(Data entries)
┄┄┄┄┄┄┄┄┄┄┄┄┄┄┄┄┄┄┄┄

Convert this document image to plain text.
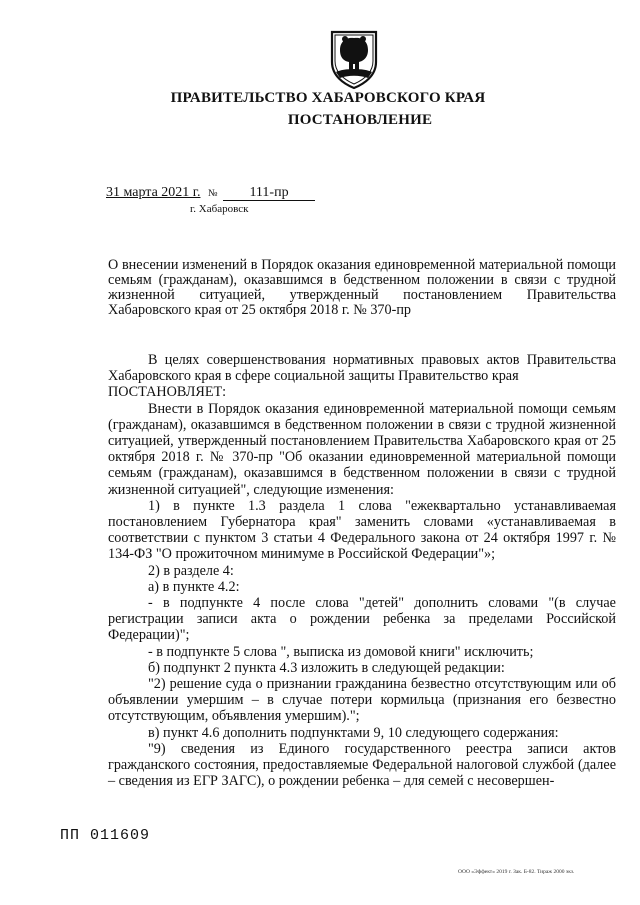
ПРАВИТЕЛЬСТВО ХАБАРОВСКОГО КРАЯ
ПОСТАНОВЛЕНИЕ
31 марта 2021 г. № 111-пр
г. Хабаровск
О внесении изменений в Порядок оказания единовременной материальной помощи семьям (гражданам), оказавшимся в бедственном положении в связи с трудной жизненной ситуацией, утвержденный постановлением Правительства Хабаровского края от 25 октября 2018 г. № 370-пр

В целях совершенствования нормативных правовых актов Правительства Хабаровского края в сфере социальной защиты Правительство края

ПОСТАНОВЛЯЕТ:

Внести в Порядок оказания единовременной материальной помощи семьям (гражданам), оказавшимся в бедственном положении в связи с трудной жизненной ситуацией, утвержденный постановлением Правительства Хабаровского края от 25 октября 2018 г. № 370-пр "Об оказании единовременной материальной помощи семьям (гражданам), оказавшимся в бедственном положении в связи с трудной жизненной ситуацией", следующие изменения:

1) в пункте 1.3 раздела 1 слова "ежеквартально устанавливаемая постановлением Губернатора края" заменить словами «устанавливаемая в соответствии с пунктом 3 статьи 4 Федерального закона от 24 октября 1997 г. № 134-ФЗ "О прожиточном минимуме в Российской Федерации"»;

2) в разделе 4:

а) в пункте 4.2:

- в подпункте 4 после слова "детей" дополнить словами "(в случае регистрации записи акта о рождении ребенка за пределами Российской Федерации)";

- в подпункте 5 слова ", выписка из домовой книги" исключить;

б) подпункт 2 пункта 4.3 изложить в следующей редакции:

"2) решение суда о признании гражданина безвестно отсутствующим или об объявлении умершим – в случае потери кормильца (признания его безвестно отсутствующим, объявления умершим).";

в) пункт 4.6 дополнить подпунктами 9, 10 следующего содержания:

"9) сведения из Единого государственного реестра записи актов гражданского состояния, предоставляемые Федеральной налоговой службой (далее – сведения из ЕГР ЗАГС), о рождении ребенка – для семей с несовершен-

ПП 011609
ООО «Эффект» 2019 г. Зак. Б-82. Тираж 2000 экз.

┄┄┄┄┄┄┄┄┄┄┄┄┄┄┄┄┄┄┄┄

=== Set exercise ===
Retype the records exactly. Any image in them should not appear in what you write.

=== Result ===
Convert this document image to plain text.
ПРАВИТЕЛЬСТВО ХАБАРОВСКОГО КРАЯ
ПОСТАНОВЛЕНИЕ
31 марта 2021 г. № 111-пр
г. Хабаровск
О внесении изменений в Порядок оказания единовременной материальной помощи семьям (гражданам), оказавшимся в бедственном положении в связи с трудной жизненной ситуацией, утвержденный постановлением Правительства Хабаровского края от 25 октября 2018 г. № 370-пр

В целях совершенствования нормативных правовых актов Правительства Хабаровского края в сфере социальной защиты Правительство края

ПОСТАНОВЛЯЕТ:

Внести в Порядок оказания единовременной материальной помощи семьям (гражданам), оказавшимся в бедственном положении в связи с трудной жизненной ситуацией, утвержденный постановлением Правительства Хабаровского края от 25 октября 2018 г. № 370-пр "Об оказании единовременной материальной помощи семьям (гражданам), оказавшимся в бедственном положении в связи с трудной жизненной ситуацией", следующие изменения:

1) в пункте 1.3 раздела 1 слова "ежеквартально устанавливаемая постановлением Губернатора края" заменить словами «устанавливаемая в соответствии с пунктом 3 статьи 4 Федерального закона от 24 октября 1997 г. № 134-ФЗ "О прожиточном минимуме в Российской Федерации"»;

2) в разделе 4:

а) в пункте 4.2:

- в подпункте 4 после слова "детей" дополнить словами "(в случае регистрации записи акта о рождении ребенка за пределами Российской Федерации)";

- в подпункте 5 слова ", выписка из домовой книги" исключить;

б) подпункт 2 пункта 4.3 изложить в следующей редакции:

"2) решение суда о признании гражданина безвестно отсутствующим или об объявлении умершим – в случае потери кормильца (признания его безвестно отсутствующим, объявления умершим).";

в) пункт 4.6 дополнить подпунктами 9, 10 следующего содержания:

"9) сведения из Единого государственного реестра записи актов гражданского состояния, предоставляемые Федеральной налоговой службой (далее – сведения из ЕГР ЗАГС), о рождении ребенка – для семей с несовершен-

ПП 011609
ООО «Эффект» 2019 г. Зак. Б-82. Тираж 2000 экз.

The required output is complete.